[Spatial layout entries]
--------------------

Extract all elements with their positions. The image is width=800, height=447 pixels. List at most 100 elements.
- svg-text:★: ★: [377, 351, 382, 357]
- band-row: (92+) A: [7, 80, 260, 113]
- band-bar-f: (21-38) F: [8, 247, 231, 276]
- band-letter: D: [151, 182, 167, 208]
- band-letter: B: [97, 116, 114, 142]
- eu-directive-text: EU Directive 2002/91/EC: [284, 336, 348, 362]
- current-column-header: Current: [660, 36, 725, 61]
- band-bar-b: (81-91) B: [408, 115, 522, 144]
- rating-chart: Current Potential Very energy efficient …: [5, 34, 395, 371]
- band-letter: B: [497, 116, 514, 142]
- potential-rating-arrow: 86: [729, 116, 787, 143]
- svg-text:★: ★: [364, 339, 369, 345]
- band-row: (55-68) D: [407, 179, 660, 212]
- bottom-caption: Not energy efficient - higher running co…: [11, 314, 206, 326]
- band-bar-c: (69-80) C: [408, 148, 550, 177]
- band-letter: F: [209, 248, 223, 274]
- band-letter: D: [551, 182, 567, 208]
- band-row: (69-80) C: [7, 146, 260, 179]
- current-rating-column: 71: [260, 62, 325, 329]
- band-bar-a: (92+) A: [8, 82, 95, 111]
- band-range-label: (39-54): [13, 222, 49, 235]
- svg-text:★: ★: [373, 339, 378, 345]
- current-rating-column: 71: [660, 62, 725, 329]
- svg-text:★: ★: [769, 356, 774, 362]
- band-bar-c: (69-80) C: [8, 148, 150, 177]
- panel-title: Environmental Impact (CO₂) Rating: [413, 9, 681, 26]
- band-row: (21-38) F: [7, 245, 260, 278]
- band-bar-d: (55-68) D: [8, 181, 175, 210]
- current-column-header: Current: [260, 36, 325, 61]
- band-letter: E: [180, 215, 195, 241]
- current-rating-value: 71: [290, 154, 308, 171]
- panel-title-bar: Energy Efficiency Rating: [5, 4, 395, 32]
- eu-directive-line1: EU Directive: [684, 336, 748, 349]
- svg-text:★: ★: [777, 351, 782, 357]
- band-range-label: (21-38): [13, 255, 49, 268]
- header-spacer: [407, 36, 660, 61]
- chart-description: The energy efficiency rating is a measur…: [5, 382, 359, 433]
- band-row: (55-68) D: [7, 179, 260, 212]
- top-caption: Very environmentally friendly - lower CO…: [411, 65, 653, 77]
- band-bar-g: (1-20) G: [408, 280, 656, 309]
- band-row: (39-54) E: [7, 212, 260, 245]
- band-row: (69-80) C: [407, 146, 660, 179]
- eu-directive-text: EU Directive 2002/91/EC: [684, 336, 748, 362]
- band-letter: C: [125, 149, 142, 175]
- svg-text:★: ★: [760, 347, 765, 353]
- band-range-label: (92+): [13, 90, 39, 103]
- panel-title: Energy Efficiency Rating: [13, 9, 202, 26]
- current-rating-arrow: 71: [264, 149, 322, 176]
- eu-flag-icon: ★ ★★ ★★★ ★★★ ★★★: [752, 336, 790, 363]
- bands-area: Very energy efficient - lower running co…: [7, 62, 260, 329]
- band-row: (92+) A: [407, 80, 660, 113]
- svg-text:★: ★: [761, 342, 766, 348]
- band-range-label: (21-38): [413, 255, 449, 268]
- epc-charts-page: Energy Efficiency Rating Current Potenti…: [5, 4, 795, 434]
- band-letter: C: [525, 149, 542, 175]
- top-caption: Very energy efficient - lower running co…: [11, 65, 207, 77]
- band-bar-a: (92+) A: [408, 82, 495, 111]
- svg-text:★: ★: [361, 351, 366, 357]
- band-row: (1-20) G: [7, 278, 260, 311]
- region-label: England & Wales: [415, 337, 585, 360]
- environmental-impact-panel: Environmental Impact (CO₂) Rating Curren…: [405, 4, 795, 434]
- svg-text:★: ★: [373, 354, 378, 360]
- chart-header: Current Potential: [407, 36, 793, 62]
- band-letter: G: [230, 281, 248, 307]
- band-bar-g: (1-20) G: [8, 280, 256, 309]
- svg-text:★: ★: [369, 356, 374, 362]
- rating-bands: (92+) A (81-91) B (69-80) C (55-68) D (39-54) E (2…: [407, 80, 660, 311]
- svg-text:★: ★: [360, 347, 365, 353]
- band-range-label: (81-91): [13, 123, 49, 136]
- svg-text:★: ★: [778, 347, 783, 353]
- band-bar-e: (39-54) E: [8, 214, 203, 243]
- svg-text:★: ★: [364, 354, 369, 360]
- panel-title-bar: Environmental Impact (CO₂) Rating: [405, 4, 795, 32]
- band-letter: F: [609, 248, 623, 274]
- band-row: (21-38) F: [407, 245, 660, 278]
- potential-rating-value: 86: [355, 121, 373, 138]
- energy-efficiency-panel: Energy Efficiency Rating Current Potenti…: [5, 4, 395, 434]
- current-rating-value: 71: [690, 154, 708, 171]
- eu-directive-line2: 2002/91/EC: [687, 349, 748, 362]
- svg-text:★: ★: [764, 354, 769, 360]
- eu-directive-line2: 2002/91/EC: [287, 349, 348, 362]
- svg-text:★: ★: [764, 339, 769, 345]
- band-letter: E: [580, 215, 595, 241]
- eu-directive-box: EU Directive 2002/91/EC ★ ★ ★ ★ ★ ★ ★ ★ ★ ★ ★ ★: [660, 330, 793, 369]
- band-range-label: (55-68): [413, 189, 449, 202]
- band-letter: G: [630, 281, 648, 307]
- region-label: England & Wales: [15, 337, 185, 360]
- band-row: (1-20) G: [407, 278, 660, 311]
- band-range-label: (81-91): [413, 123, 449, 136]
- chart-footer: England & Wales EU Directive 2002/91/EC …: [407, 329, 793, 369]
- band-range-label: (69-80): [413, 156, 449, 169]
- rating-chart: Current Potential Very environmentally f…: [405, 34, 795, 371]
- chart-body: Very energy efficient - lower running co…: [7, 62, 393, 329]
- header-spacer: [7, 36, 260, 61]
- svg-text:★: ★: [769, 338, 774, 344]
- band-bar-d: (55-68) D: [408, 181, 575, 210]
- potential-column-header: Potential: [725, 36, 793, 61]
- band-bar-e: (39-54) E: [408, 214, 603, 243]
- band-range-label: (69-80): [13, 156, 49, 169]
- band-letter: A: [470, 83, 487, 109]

--------------------

● PROBLEM
Repeat every line of the material above word for word.

● OUTPUT BELOW
Extract all elements with their positions. The image is width=800, height=447 pixels. List at most 100 elements.
- svg-text:★: ★: [377, 351, 382, 357]
- band-row: (92+) A: [7, 80, 260, 113]
- band-bar-f: (21-38) F: [8, 247, 231, 276]
- band-letter: D: [151, 182, 167, 208]
- band-letter: B: [97, 116, 114, 142]
- eu-directive-text: EU Directive 2002/91/EC: [284, 336, 348, 362]
- current-column-header: Current: [660, 36, 725, 61]
- band-bar-b: (81-91) B: [408, 115, 522, 144]
- rating-chart: Current Potential Very energy efficient …: [5, 34, 395, 371]
- band-letter: B: [497, 116, 514, 142]
- potential-rating-arrow: 86: [729, 116, 787, 143]
- svg-text:★: ★: [364, 339, 369, 345]
- band-row: (55-68) D: [407, 179, 660, 212]
- bottom-caption: Not energy efficient - higher running co…: [11, 314, 206, 326]
- band-bar-c: (69-80) C: [408, 148, 550, 177]
- band-letter: F: [209, 248, 223, 274]
- band-letter: D: [551, 182, 567, 208]
- band-row: (69-80) C: [7, 146, 260, 179]
- current-rating-column: 71: [260, 62, 325, 329]
- band-bar-a: (92+) A: [8, 82, 95, 111]
- band-range-label: (39-54): [13, 222, 49, 235]
- svg-text:★: ★: [373, 339, 378, 345]
- current-rating-column: 71: [660, 62, 725, 329]
- svg-text:★: ★: [769, 356, 774, 362]
- band-bar-c: (69-80) C: [8, 148, 150, 177]
- panel-title: Environmental Impact (CO₂) Rating: [413, 9, 681, 26]
- band-row: (21-38) F: [7, 245, 260, 278]
- band-bar-d: (55-68) D: [8, 181, 175, 210]
- current-column-header: Current: [260, 36, 325, 61]
- band-letter: E: [180, 215, 195, 241]
- current-rating-value: 71: [290, 154, 308, 171]
- panel-title-bar: Energy Efficiency Rating: [5, 4, 395, 32]
- eu-directive-line1: EU Directive: [684, 336, 748, 349]
- svg-text:★: ★: [777, 351, 782, 357]
- band-range-label: (21-38): [13, 255, 49, 268]
- header-spacer: [407, 36, 660, 61]
- chart-description: The energy efficiency rating is a measur…: [5, 382, 359, 433]
- band-row: (55-68) D: [7, 179, 260, 212]
- top-caption: Very environmentally friendly - lower CO…: [411, 65, 653, 77]
- band-bar-g: (1-20) G: [408, 280, 656, 309]
- band-row: (39-54) E: [7, 212, 260, 245]
- band-row: (69-80) C: [407, 146, 660, 179]
- eu-directive-text: EU Directive 2002/91/EC: [684, 336, 748, 362]
- band-letter: C: [125, 149, 142, 175]
- svg-text:★: ★: [760, 347, 765, 353]
- band-range-label: (92+): [13, 90, 39, 103]
- panel-title: Energy Efficiency Rating: [13, 9, 202, 26]
- current-rating-arrow: 71: [264, 149, 322, 176]
- eu-flag-icon: ★ ★★ ★★★ ★★★ ★★★: [752, 336, 790, 363]
- bands-area: Very energy efficient - lower running co…: [7, 62, 260, 329]
- band-row: (92+) A: [407, 80, 660, 113]
- svg-text:★: ★: [761, 342, 766, 348]
- band-range-label: (21-38): [413, 255, 449, 268]
- epc-charts-page: Energy Efficiency Rating Current Potenti…: [5, 4, 795, 434]
- band-letter: C: [525, 149, 542, 175]
- top-caption: Very energy efficient - lower running co…: [11, 65, 207, 77]
- band-bar-a: (92+) A: [408, 82, 495, 111]
- svg-text:★: ★: [361, 351, 366, 357]
- band-row: (1-20) G: [7, 278, 260, 311]
- region-label: England & Wales: [415, 337, 585, 360]
- environmental-impact-panel: Environmental Impact (CO₂) Rating Curren…: [405, 4, 795, 434]
- svg-text:★: ★: [373, 354, 378, 360]
- chart-header: Current Potential: [407, 36, 793, 62]
- band-letter: G: [230, 281, 248, 307]
- band-bar-g: (1-20) G: [8, 280, 256, 309]
- svg-text:★: ★: [369, 356, 374, 362]
- rating-bands: (92+) A (81-91) B (69-80) C (55-68) D (39-54) E (2…: [407, 80, 660, 311]
- svg-text:★: ★: [360, 347, 365, 353]
- band-range-label: (81-91): [13, 123, 49, 136]
- svg-text:★: ★: [778, 347, 783, 353]
- band-bar-e: (39-54) E: [8, 214, 203, 243]
- svg-text:★: ★: [364, 354, 369, 360]
- panel-title-bar: Environmental Impact (CO₂) Rating: [405, 4, 795, 32]
- band-letter: F: [609, 248, 623, 274]
- band-row: (21-38) F: [407, 245, 660, 278]
- potential-rating-value: 86: [355, 121, 373, 138]
- energy-efficiency-panel: Energy Efficiency Rating Current Potenti…: [5, 4, 395, 434]
- current-rating-value: 71: [690, 154, 708, 171]
- eu-directive-line2: 2002/91/EC: [687, 349, 748, 362]
- svg-text:★: ★: [764, 354, 769, 360]
- eu-directive-line2: 2002/91/EC: [287, 349, 348, 362]
- svg-text:★: ★: [764, 339, 769, 345]
- band-letter: E: [580, 215, 595, 241]
- eu-directive-box: EU Directive 2002/91/EC ★ ★ ★ ★ ★ ★ ★ ★ ★ ★ ★ ★: [660, 330, 793, 369]
- band-range-label: (55-68): [413, 189, 449, 202]
- band-letter: G: [630, 281, 648, 307]
- region-label: England & Wales: [15, 337, 185, 360]
- band-row: (1-20) G: [407, 278, 660, 311]
- band-range-label: (81-91): [413, 123, 449, 136]
- chart-footer: England & Wales EU Directive 2002/91/EC …: [407, 329, 793, 369]
- band-range-label: (69-80): [413, 156, 449, 169]
- rating-chart: Current Potential Very environmentally f…: [405, 34, 795, 371]
- chart-body: Very energy efficient - lower running co…: [7, 62, 393, 329]
- header-spacer: [7, 36, 260, 61]
- svg-text:★: ★: [769, 338, 774, 344]
- band-bar-d: (55-68) D: [408, 181, 575, 210]
- potential-column-header: Potential: [725, 36, 793, 61]
- band-bar-e: (39-54) E: [408, 214, 603, 243]
- band-range-label: (69-80): [13, 156, 49, 169]
- band-letter: A: [470, 83, 487, 109]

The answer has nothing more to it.